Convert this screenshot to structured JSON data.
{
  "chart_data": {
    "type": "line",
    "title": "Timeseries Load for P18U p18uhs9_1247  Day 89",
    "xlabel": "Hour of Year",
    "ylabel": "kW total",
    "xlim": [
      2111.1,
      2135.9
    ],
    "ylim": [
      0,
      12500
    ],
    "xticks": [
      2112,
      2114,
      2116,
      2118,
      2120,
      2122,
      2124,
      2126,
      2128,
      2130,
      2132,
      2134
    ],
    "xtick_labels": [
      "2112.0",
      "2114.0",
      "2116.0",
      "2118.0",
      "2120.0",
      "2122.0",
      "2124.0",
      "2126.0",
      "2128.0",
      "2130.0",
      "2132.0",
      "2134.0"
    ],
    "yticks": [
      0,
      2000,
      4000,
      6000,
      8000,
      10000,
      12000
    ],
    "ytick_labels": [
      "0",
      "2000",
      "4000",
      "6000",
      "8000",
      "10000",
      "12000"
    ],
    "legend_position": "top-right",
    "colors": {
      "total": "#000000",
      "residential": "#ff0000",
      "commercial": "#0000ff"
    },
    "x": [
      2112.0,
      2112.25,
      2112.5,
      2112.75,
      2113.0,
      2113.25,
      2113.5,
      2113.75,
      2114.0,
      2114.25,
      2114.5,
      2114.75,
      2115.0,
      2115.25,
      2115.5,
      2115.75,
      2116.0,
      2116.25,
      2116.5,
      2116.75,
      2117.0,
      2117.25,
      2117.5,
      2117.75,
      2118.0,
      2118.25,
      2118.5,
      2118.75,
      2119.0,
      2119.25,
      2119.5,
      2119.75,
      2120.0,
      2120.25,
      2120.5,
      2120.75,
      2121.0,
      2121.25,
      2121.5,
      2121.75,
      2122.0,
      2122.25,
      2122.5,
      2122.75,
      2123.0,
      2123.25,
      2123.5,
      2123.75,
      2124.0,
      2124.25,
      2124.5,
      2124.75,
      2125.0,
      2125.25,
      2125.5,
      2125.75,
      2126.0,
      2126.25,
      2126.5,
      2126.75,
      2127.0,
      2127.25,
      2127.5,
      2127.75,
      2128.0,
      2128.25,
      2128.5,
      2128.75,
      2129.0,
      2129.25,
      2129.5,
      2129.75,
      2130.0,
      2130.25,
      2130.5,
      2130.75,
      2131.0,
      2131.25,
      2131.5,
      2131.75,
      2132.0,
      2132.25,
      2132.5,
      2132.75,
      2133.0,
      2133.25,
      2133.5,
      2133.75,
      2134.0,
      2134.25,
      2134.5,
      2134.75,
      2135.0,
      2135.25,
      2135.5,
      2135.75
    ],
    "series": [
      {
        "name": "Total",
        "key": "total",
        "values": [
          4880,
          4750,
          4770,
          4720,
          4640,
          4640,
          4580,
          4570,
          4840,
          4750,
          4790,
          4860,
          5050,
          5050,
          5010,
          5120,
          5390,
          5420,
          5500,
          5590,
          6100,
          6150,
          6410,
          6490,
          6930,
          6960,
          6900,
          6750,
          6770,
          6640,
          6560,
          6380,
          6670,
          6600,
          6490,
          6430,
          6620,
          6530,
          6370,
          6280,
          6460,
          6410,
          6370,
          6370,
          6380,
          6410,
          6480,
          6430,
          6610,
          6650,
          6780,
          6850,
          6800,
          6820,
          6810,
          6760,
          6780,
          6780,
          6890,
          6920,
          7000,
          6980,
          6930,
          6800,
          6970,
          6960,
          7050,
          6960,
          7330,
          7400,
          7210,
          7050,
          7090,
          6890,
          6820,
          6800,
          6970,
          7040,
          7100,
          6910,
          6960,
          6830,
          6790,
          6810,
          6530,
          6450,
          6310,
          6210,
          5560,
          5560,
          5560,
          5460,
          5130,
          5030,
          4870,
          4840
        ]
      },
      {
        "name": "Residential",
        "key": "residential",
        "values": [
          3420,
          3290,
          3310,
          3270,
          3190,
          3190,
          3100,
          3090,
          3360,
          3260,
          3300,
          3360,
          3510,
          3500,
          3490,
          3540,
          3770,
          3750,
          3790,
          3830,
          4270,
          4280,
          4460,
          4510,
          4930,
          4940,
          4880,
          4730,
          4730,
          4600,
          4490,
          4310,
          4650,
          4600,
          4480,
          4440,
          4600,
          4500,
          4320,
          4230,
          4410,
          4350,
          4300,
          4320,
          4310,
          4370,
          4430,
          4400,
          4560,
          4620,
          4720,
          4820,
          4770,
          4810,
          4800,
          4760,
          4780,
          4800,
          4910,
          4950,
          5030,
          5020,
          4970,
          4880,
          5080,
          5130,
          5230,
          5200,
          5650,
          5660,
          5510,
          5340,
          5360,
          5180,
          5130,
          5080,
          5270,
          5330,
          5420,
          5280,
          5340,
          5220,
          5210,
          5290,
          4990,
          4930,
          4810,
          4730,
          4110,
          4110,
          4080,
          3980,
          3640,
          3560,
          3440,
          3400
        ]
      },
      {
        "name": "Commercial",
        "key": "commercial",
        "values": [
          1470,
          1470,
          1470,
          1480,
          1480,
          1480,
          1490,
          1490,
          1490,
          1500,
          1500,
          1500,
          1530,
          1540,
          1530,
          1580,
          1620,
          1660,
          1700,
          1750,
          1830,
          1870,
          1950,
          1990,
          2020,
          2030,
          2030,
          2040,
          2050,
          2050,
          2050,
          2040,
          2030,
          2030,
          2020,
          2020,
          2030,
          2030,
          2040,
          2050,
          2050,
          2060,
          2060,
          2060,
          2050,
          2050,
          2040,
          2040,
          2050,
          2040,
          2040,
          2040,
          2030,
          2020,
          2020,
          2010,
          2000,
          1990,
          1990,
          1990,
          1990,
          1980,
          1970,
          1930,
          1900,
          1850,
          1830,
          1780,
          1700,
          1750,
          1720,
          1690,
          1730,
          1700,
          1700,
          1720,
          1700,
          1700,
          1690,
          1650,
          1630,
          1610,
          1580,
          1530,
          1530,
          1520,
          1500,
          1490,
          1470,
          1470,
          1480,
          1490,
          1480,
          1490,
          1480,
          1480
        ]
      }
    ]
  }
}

_____

Report each line in the preceding entries that holds the string "name".

        "name": "Total",
        "name": "Residential",
        "name": "Commercial",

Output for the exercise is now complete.